To do: Gather up every line that includes the string "center".

Stored data:
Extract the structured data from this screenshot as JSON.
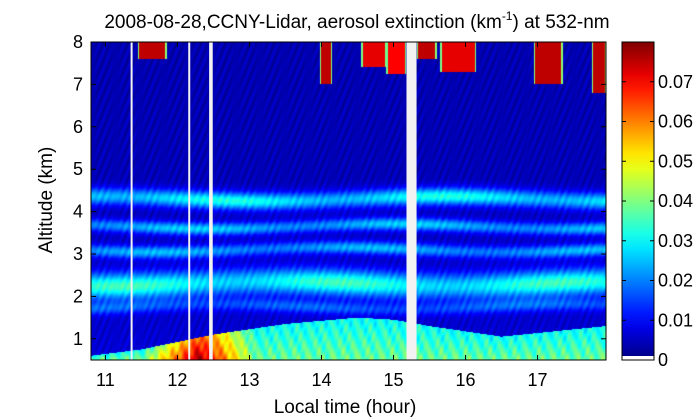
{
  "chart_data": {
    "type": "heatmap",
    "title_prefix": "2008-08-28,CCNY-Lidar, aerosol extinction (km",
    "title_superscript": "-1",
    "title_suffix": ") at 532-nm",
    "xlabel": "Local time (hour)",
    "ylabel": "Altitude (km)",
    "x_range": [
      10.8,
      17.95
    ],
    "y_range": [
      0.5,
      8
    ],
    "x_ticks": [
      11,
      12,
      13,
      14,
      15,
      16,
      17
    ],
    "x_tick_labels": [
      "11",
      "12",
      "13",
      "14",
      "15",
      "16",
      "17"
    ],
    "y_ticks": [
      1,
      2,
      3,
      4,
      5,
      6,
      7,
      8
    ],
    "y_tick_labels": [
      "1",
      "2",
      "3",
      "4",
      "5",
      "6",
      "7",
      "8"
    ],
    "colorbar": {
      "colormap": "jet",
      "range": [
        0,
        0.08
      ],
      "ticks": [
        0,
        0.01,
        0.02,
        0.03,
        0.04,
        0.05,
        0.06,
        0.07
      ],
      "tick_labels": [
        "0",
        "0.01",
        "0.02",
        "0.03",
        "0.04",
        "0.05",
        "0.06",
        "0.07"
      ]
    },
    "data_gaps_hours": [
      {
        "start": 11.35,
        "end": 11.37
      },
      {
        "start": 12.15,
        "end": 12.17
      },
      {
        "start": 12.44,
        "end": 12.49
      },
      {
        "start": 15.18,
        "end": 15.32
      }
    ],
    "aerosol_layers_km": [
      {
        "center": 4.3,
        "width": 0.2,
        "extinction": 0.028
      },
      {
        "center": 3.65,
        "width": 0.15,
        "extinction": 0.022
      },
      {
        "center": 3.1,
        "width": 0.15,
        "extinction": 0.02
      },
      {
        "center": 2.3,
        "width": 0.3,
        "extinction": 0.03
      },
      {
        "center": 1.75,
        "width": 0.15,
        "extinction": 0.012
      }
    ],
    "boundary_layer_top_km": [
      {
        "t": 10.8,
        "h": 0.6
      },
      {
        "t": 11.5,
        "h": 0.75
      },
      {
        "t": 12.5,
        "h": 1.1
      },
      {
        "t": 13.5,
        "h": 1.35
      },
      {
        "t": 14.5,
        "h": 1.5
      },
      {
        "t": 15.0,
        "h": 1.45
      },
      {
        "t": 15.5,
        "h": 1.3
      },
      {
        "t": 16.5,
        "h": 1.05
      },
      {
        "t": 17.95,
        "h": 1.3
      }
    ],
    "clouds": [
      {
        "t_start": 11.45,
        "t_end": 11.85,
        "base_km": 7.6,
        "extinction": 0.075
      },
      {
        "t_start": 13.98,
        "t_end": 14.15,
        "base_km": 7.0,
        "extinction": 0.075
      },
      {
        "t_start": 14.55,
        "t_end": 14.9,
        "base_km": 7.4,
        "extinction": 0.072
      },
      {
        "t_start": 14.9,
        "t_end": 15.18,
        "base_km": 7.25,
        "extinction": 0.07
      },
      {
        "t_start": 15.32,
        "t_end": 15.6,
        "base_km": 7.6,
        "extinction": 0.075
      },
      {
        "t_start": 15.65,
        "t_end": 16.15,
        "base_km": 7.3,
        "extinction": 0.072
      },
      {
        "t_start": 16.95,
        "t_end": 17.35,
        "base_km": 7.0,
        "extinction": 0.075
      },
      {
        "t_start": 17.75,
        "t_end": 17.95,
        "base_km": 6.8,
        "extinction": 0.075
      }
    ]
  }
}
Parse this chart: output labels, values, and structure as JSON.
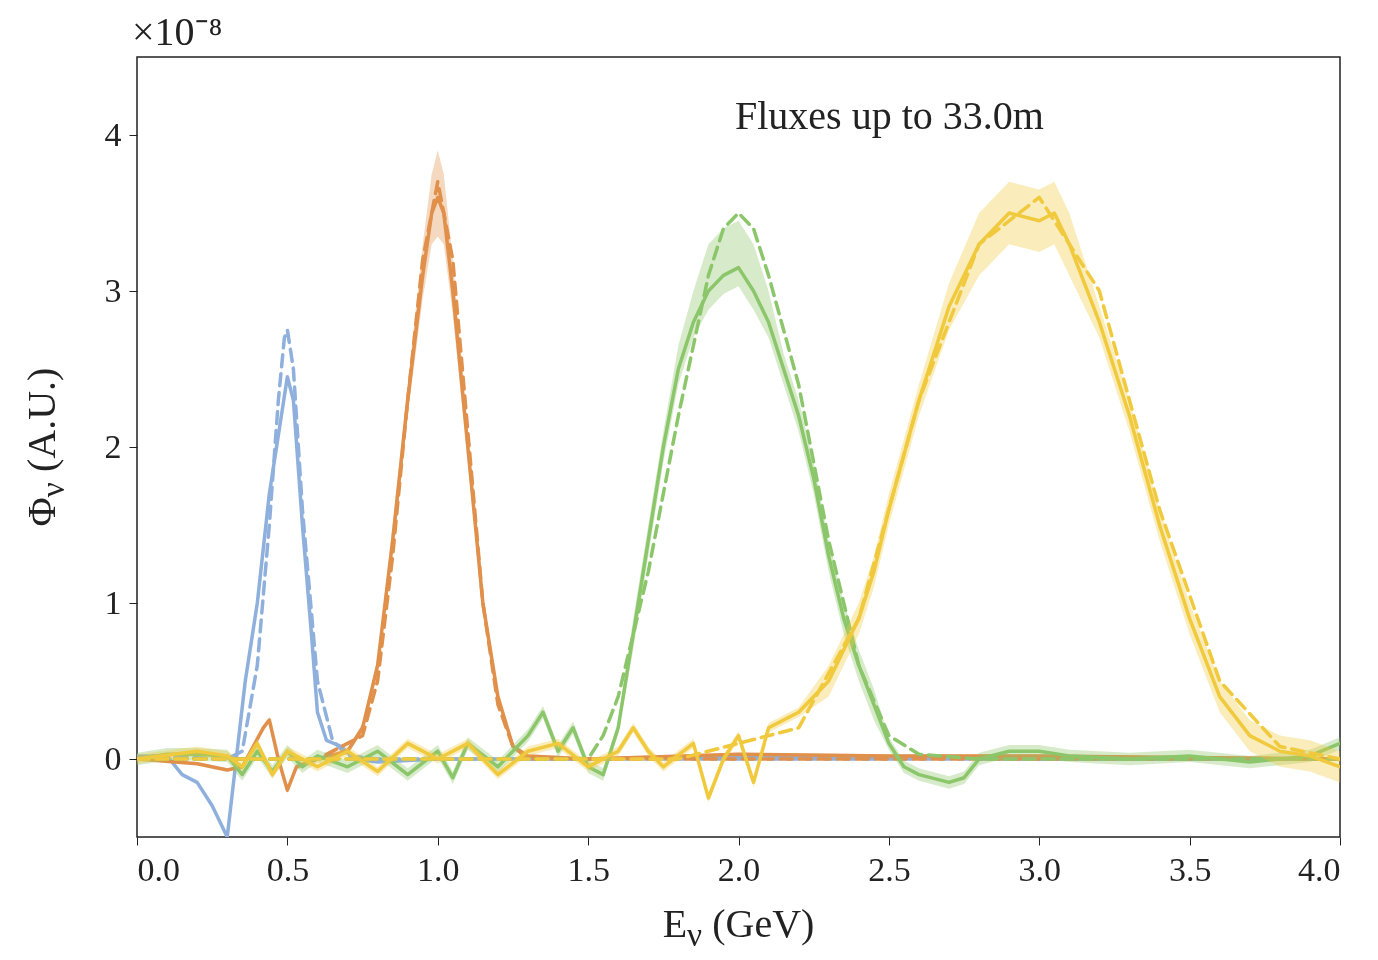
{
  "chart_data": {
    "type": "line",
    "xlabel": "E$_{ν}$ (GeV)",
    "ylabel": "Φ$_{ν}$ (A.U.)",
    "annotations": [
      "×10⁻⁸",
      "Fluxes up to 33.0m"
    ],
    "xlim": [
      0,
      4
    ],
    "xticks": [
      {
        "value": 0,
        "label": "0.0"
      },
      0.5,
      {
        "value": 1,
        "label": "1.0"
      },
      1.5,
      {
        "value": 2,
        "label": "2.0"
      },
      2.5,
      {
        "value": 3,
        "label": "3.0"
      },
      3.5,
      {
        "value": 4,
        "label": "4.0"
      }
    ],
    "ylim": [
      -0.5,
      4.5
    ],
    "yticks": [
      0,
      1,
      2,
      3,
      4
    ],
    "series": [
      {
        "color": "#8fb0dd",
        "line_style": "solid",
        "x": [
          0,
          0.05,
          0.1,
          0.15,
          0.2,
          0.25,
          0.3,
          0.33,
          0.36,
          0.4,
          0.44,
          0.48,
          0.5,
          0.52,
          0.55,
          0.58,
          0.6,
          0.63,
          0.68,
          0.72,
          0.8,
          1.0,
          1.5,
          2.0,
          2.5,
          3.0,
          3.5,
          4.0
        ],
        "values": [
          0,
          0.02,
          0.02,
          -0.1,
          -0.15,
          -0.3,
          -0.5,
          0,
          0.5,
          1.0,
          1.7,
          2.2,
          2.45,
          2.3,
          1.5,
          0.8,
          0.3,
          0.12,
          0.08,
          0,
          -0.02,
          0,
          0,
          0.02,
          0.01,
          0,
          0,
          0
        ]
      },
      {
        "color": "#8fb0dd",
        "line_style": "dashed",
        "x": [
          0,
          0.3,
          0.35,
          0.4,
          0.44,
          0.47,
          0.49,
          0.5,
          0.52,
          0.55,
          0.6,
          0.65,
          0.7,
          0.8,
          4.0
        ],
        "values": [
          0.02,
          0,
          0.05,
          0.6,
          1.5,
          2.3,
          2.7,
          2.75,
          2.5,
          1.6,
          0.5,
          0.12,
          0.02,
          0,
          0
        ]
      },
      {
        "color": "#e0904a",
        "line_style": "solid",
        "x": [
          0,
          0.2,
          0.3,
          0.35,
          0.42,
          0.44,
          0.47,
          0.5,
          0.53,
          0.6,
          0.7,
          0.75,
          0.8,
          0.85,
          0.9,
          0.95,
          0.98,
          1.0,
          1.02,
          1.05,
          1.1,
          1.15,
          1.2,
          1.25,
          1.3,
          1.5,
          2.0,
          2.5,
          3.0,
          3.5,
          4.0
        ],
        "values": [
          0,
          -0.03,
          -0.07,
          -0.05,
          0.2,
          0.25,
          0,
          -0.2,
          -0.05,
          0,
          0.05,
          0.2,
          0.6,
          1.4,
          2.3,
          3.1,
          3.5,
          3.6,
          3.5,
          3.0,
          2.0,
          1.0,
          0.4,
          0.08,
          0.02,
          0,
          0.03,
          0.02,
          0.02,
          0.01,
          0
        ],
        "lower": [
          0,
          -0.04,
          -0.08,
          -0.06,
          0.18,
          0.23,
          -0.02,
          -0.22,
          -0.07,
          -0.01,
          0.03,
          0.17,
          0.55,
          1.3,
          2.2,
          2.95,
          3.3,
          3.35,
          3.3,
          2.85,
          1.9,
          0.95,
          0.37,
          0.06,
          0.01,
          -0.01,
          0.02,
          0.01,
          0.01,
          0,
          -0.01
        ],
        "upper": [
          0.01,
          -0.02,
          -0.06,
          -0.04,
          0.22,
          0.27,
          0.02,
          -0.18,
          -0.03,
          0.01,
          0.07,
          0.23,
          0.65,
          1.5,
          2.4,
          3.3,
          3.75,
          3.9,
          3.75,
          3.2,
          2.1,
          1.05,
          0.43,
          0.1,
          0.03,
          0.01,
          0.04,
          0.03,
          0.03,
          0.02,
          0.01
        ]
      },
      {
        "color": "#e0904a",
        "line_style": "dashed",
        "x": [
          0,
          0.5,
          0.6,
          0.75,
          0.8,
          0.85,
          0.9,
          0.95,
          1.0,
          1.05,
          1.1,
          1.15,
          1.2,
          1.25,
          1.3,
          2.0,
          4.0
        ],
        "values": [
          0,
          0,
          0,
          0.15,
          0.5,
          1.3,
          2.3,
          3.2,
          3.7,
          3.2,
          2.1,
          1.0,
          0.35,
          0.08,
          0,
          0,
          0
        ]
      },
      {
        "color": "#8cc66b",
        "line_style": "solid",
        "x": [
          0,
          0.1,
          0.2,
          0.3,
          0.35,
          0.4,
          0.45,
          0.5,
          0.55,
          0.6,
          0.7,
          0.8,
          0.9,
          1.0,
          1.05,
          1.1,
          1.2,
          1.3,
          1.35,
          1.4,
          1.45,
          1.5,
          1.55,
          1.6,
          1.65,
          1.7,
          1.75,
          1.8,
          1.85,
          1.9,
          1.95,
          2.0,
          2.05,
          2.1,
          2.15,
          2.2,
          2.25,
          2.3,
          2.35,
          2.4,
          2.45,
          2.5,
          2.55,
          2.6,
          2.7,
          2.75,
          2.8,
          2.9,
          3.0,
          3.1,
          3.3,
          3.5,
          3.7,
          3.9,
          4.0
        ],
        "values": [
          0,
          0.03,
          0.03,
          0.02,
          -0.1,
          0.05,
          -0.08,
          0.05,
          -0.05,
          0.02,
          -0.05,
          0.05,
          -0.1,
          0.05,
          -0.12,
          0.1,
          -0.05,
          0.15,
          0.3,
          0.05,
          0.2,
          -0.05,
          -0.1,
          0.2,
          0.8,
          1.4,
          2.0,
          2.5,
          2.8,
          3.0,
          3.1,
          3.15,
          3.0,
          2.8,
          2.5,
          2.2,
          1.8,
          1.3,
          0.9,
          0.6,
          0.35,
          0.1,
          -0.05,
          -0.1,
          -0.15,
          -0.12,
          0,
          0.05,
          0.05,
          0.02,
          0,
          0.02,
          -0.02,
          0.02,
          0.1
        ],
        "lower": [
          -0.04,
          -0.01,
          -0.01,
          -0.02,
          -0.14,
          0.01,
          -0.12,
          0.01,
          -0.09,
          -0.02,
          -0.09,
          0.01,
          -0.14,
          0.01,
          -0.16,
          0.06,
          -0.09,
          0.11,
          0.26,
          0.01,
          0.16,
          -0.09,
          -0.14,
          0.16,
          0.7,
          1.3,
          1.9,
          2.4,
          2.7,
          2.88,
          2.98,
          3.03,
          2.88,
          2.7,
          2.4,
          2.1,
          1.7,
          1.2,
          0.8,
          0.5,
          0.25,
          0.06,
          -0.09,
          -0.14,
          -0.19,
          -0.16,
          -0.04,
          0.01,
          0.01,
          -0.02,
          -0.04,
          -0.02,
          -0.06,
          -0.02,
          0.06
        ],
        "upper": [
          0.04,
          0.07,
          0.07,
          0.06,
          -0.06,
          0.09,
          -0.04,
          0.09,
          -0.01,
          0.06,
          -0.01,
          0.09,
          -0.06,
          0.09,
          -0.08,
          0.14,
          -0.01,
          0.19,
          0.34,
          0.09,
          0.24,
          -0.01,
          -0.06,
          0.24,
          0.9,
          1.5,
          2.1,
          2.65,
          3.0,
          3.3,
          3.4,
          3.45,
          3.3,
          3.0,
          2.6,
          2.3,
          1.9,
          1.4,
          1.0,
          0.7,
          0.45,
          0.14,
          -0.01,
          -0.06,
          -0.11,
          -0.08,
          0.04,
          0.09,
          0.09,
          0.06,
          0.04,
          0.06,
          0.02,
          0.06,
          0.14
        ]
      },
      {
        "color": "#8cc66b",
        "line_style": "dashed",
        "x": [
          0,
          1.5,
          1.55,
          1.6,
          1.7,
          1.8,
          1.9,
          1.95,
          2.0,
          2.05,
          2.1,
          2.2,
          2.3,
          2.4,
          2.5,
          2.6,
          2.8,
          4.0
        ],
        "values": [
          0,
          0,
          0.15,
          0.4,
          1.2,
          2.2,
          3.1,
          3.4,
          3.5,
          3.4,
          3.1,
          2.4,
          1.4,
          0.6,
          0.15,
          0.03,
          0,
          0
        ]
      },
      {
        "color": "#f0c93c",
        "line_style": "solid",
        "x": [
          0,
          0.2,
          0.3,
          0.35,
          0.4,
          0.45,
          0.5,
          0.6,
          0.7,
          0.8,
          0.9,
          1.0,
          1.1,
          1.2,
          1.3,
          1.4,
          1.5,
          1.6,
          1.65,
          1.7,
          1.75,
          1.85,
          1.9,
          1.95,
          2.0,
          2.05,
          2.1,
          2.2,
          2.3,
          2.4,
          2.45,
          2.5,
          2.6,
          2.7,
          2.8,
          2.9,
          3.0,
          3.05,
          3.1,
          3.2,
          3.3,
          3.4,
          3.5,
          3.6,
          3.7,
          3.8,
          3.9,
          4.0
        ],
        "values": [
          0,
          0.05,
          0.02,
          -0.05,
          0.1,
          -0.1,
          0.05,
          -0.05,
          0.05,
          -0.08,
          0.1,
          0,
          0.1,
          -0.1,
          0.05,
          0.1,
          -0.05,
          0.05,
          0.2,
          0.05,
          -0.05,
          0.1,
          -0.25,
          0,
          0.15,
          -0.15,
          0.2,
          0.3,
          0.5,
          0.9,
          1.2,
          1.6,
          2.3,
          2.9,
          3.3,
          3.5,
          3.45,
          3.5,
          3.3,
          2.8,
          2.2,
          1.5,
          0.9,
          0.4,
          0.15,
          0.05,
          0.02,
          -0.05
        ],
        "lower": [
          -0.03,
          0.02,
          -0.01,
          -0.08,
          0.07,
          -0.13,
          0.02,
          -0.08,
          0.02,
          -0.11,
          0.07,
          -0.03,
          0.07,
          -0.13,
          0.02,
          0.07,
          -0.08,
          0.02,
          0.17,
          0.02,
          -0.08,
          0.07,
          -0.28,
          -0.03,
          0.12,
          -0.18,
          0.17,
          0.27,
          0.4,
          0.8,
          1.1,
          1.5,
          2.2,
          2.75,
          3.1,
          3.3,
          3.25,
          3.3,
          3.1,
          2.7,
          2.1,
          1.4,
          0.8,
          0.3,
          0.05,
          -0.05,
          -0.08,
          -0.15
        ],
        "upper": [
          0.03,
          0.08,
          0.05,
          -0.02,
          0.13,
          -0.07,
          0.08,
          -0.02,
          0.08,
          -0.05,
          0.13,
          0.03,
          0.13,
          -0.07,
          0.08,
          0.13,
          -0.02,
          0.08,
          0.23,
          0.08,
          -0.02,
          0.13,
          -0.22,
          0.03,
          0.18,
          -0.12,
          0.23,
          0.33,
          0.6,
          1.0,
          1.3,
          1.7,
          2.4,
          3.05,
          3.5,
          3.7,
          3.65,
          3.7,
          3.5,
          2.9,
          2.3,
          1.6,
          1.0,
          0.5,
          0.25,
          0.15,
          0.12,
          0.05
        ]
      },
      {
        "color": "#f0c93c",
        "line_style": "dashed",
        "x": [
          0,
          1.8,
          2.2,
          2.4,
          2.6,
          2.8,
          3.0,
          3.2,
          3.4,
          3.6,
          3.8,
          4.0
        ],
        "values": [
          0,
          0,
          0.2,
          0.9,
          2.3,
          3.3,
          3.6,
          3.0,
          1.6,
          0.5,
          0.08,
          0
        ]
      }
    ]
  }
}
* * *
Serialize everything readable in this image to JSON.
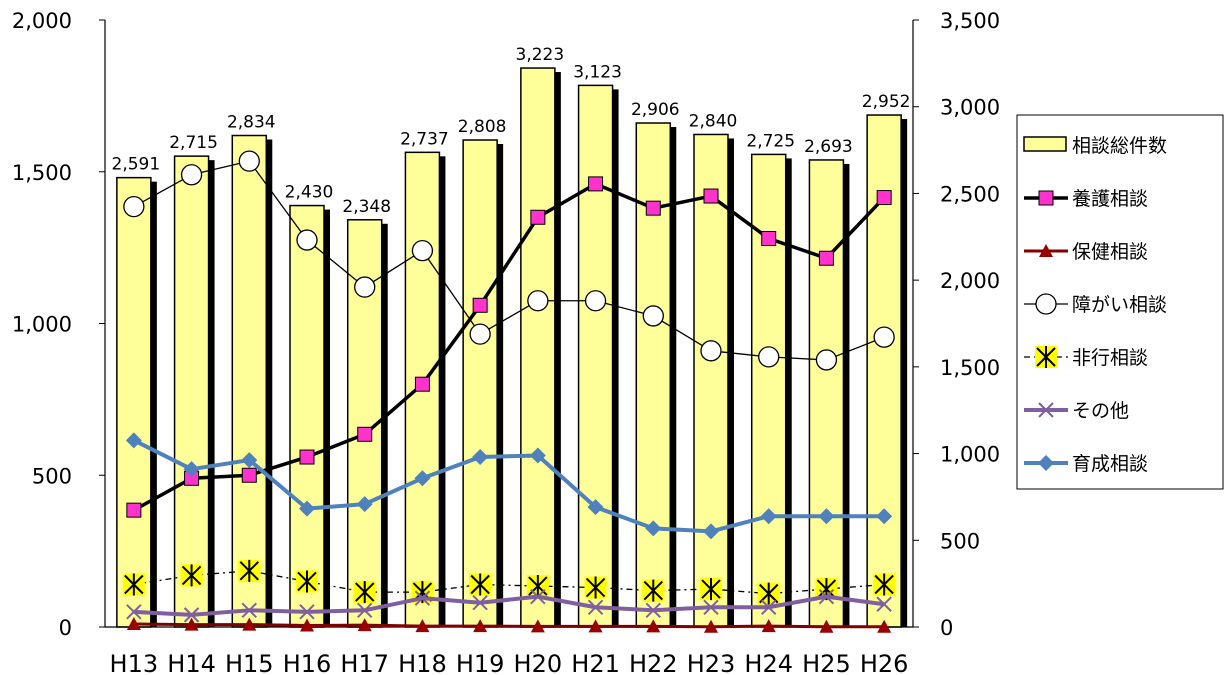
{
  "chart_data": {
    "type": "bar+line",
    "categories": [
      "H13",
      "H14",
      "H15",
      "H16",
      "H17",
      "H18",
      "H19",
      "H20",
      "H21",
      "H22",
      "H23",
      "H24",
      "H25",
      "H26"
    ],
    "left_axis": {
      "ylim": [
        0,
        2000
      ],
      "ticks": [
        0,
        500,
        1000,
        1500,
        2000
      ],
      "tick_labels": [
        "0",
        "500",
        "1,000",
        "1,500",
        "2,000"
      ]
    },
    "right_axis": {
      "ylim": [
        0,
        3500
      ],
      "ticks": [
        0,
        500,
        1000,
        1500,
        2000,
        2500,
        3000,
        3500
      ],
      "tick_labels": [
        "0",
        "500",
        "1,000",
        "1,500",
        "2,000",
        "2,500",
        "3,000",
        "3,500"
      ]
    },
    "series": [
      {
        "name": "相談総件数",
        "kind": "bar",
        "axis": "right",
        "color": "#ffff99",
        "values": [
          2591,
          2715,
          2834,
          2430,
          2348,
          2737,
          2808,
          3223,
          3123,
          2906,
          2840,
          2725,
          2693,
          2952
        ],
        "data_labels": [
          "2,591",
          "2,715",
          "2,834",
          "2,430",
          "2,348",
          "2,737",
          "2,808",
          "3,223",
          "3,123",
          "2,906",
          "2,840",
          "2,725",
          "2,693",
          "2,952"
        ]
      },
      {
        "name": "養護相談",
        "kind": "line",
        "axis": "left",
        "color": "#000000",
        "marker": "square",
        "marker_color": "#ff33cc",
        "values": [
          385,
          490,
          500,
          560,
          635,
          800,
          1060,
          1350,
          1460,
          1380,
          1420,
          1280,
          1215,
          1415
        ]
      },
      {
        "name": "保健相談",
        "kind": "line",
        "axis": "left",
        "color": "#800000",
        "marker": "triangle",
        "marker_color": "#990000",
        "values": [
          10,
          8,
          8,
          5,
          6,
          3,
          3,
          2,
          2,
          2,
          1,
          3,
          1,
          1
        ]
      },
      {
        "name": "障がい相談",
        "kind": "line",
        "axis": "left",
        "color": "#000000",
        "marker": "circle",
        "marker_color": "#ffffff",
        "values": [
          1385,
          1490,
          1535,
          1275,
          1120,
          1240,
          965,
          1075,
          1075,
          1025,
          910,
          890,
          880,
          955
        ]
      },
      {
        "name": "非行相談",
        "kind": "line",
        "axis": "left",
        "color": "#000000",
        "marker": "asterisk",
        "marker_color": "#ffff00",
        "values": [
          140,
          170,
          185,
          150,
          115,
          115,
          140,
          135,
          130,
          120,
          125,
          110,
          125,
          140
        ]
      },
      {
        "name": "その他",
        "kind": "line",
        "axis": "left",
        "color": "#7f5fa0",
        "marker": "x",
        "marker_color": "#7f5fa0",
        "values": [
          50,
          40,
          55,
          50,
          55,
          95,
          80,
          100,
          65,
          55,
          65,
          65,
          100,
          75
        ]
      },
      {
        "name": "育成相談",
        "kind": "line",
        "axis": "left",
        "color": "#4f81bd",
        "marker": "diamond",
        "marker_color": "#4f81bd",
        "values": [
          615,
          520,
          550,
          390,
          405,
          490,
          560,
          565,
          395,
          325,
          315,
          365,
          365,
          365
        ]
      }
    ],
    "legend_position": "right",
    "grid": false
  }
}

Response below:
        "center": 4.3,
        "center": 3.65,
        "center": 3.1,
        "center": 2.3,
        "center": 1.75,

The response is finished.